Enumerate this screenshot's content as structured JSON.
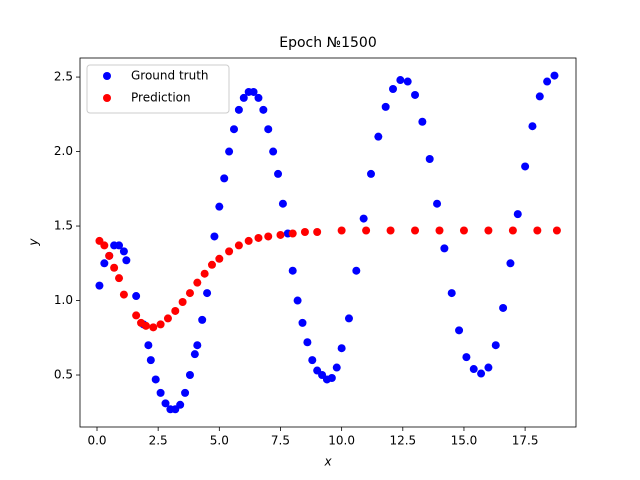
{
  "chart_data": {
    "type": "scatter",
    "title": "Epoch №1500",
    "x_label": "x",
    "y_label": "y",
    "legend": "upper left",
    "xlim": [
      -0.695,
      19.58
    ],
    "ylim": [
      0.151,
      2.628
    ],
    "xticks": [
      {
        "value": 0,
        "label": "0.0"
      },
      {
        "value": 2.5,
        "label": "2.5"
      },
      {
        "value": 5,
        "label": "5.0"
      },
      {
        "value": 7.5,
        "label": "7.5"
      },
      {
        "value": 10,
        "label": "10.0"
      },
      {
        "value": 12.5,
        "label": "12.5"
      },
      {
        "value": 15,
        "label": "15.0"
      },
      {
        "value": 17.5,
        "label": "17.5"
      }
    ],
    "yticks": [
      0.5,
      {
        "value": 1,
        "label": "1.0"
      },
      1.5,
      {
        "value": 2,
        "label": "2.0"
      },
      2.5
    ],
    "series": [
      {
        "name": "Ground truth",
        "color": "#0000ff",
        "x": [
          0.1,
          0.3,
          0.5,
          0.7,
          0.9,
          1.1,
          1.2,
          1.6,
          1.9,
          2.1,
          2.2,
          2.4,
          2.6,
          2.8,
          3.0,
          3.2,
          3.4,
          3.6,
          3.8,
          4.0,
          4.1,
          4.3,
          4.5,
          4.8,
          5.0,
          5.2,
          5.4,
          5.6,
          5.8,
          6.0,
          6.2,
          6.4,
          6.6,
          6.8,
          7.0,
          7.2,
          7.4,
          7.6,
          7.8,
          8.0,
          8.2,
          8.4,
          8.6,
          8.8,
          9.0,
          9.2,
          9.4,
          9.6,
          9.8,
          10.0,
          10.3,
          10.6,
          10.9,
          11.2,
          11.5,
          11.8,
          12.1,
          12.4,
          12.7,
          13.0,
          13.3,
          13.6,
          13.9,
          14.2,
          14.5,
          14.8,
          15.1,
          15.4,
          15.7,
          16.0,
          16.3,
          16.6,
          16.9,
          17.2,
          17.5,
          17.8,
          18.1,
          18.4,
          18.7
        ],
        "values": [
          1.1,
          1.25,
          1.3,
          1.37,
          1.37,
          1.33,
          1.27,
          1.03,
          0.84,
          0.7,
          0.6,
          0.47,
          0.38,
          0.31,
          0.27,
          0.27,
          0.3,
          0.38,
          0.5,
          0.64,
          0.7,
          0.87,
          1.05,
          1.43,
          1.63,
          1.82,
          2.0,
          2.15,
          2.28,
          2.36,
          2.4,
          2.4,
          2.36,
          2.28,
          2.15,
          2.0,
          1.85,
          1.65,
          1.45,
          1.2,
          1.0,
          0.85,
          0.72,
          0.6,
          0.53,
          0.5,
          0.47,
          0.48,
          0.55,
          0.68,
          0.88,
          1.2,
          1.55,
          1.85,
          2.1,
          2.3,
          2.42,
          2.48,
          2.47,
          2.38,
          2.2,
          1.95,
          1.65,
          1.35,
          1.05,
          0.8,
          0.62,
          0.54,
          0.51,
          0.55,
          0.7,
          0.95,
          1.25,
          1.58,
          1.9,
          2.17,
          2.37,
          2.47,
          2.51
        ]
      },
      {
        "name": "Prediction",
        "color": "#ff0000",
        "x": [
          0.1,
          0.3,
          0.5,
          0.7,
          0.9,
          1.1,
          1.6,
          1.8,
          2.0,
          2.3,
          2.6,
          2.9,
          3.2,
          3.5,
          3.8,
          4.1,
          4.4,
          4.7,
          5.0,
          5.4,
          5.8,
          6.2,
          6.6,
          7.0,
          7.5,
          8.0,
          8.5,
          9.0,
          10,
          11,
          12,
          13,
          14,
          15,
          16,
          17,
          18,
          18.8
        ],
        "values": [
          1.4,
          1.37,
          1.3,
          1.22,
          1.15,
          1.04,
          0.9,
          0.85,
          0.83,
          0.82,
          0.84,
          0.88,
          0.93,
          0.99,
          1.05,
          1.12,
          1.18,
          1.24,
          1.28,
          1.33,
          1.37,
          1.4,
          1.42,
          1.43,
          1.44,
          1.45,
          1.46,
          1.46,
          1.47,
          1.47,
          1.47,
          1.47,
          1.47,
          1.47,
          1.47,
          1.47,
          1.47,
          1.47
        ]
      }
    ]
  }
}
•••••
Reproduce the full material exactly, excluding the pictures.

Enumerate this screenshot's content as structured JSON.
{
  "chart_data": {
    "type": "scatter",
    "title": "Epoch №1500",
    "x_label": "x",
    "y_label": "y",
    "legend": "upper left",
    "xlim": [
      -0.695,
      19.58
    ],
    "ylim": [
      0.151,
      2.628
    ],
    "xticks": [
      {
        "value": 0,
        "label": "0.0"
      },
      {
        "value": 2.5,
        "label": "2.5"
      },
      {
        "value": 5,
        "label": "5.0"
      },
      {
        "value": 7.5,
        "label": "7.5"
      },
      {
        "value": 10,
        "label": "10.0"
      },
      {
        "value": 12.5,
        "label": "12.5"
      },
      {
        "value": 15,
        "label": "15.0"
      },
      {
        "value": 17.5,
        "label": "17.5"
      }
    ],
    "yticks": [
      0.5,
      {
        "value": 1,
        "label": "1.0"
      },
      1.5,
      {
        "value": 2,
        "label": "2.0"
      },
      2.5
    ],
    "series": [
      {
        "name": "Ground truth",
        "color": "#0000ff",
        "x": [
          0.1,
          0.3,
          0.5,
          0.7,
          0.9,
          1.1,
          1.2,
          1.6,
          1.9,
          2.1,
          2.2,
          2.4,
          2.6,
          2.8,
          3.0,
          3.2,
          3.4,
          3.6,
          3.8,
          4.0,
          4.1,
          4.3,
          4.5,
          4.8,
          5.0,
          5.2,
          5.4,
          5.6,
          5.8,
          6.0,
          6.2,
          6.4,
          6.6,
          6.8,
          7.0,
          7.2,
          7.4,
          7.6,
          7.8,
          8.0,
          8.2,
          8.4,
          8.6,
          8.8,
          9.0,
          9.2,
          9.4,
          9.6,
          9.8,
          10.0,
          10.3,
          10.6,
          10.9,
          11.2,
          11.5,
          11.8,
          12.1,
          12.4,
          12.7,
          13.0,
          13.3,
          13.6,
          13.9,
          14.2,
          14.5,
          14.8,
          15.1,
          15.4,
          15.7,
          16.0,
          16.3,
          16.6,
          16.9,
          17.2,
          17.5,
          17.8,
          18.1,
          18.4,
          18.7
        ],
        "values": [
          1.1,
          1.25,
          1.3,
          1.37,
          1.37,
          1.33,
          1.27,
          1.03,
          0.84,
          0.7,
          0.6,
          0.47,
          0.38,
          0.31,
          0.27,
          0.27,
          0.3,
          0.38,
          0.5,
          0.64,
          0.7,
          0.87,
          1.05,
          1.43,
          1.63,
          1.82,
          2.0,
          2.15,
          2.28,
          2.36,
          2.4,
          2.4,
          2.36,
          2.28,
          2.15,
          2.0,
          1.85,
          1.65,
          1.45,
          1.2,
          1.0,
          0.85,
          0.72,
          0.6,
          0.53,
          0.5,
          0.47,
          0.48,
          0.55,
          0.68,
          0.88,
          1.2,
          1.55,
          1.85,
          2.1,
          2.3,
          2.42,
          2.48,
          2.47,
          2.38,
          2.2,
          1.95,
          1.65,
          1.35,
          1.05,
          0.8,
          0.62,
          0.54,
          0.51,
          0.55,
          0.7,
          0.95,
          1.25,
          1.58,
          1.9,
          2.17,
          2.37,
          2.47,
          2.51
        ]
      },
      {
        "name": "Prediction",
        "color": "#ff0000",
        "x": [
          0.1,
          0.3,
          0.5,
          0.7,
          0.9,
          1.1,
          1.6,
          1.8,
          2.0,
          2.3,
          2.6,
          2.9,
          3.2,
          3.5,
          3.8,
          4.1,
          4.4,
          4.7,
          5.0,
          5.4,
          5.8,
          6.2,
          6.6,
          7.0,
          7.5,
          8.0,
          8.5,
          9.0,
          10,
          11,
          12,
          13,
          14,
          15,
          16,
          17,
          18,
          18.8
        ],
        "values": [
          1.4,
          1.37,
          1.3,
          1.22,
          1.15,
          1.04,
          0.9,
          0.85,
          0.83,
          0.82,
          0.84,
          0.88,
          0.93,
          0.99,
          1.05,
          1.12,
          1.18,
          1.24,
          1.28,
          1.33,
          1.37,
          1.4,
          1.42,
          1.43,
          1.44,
          1.45,
          1.46,
          1.46,
          1.47,
          1.47,
          1.47,
          1.47,
          1.47,
          1.47,
          1.47,
          1.47,
          1.47,
          1.47
        ]
      }
    ]
  }
}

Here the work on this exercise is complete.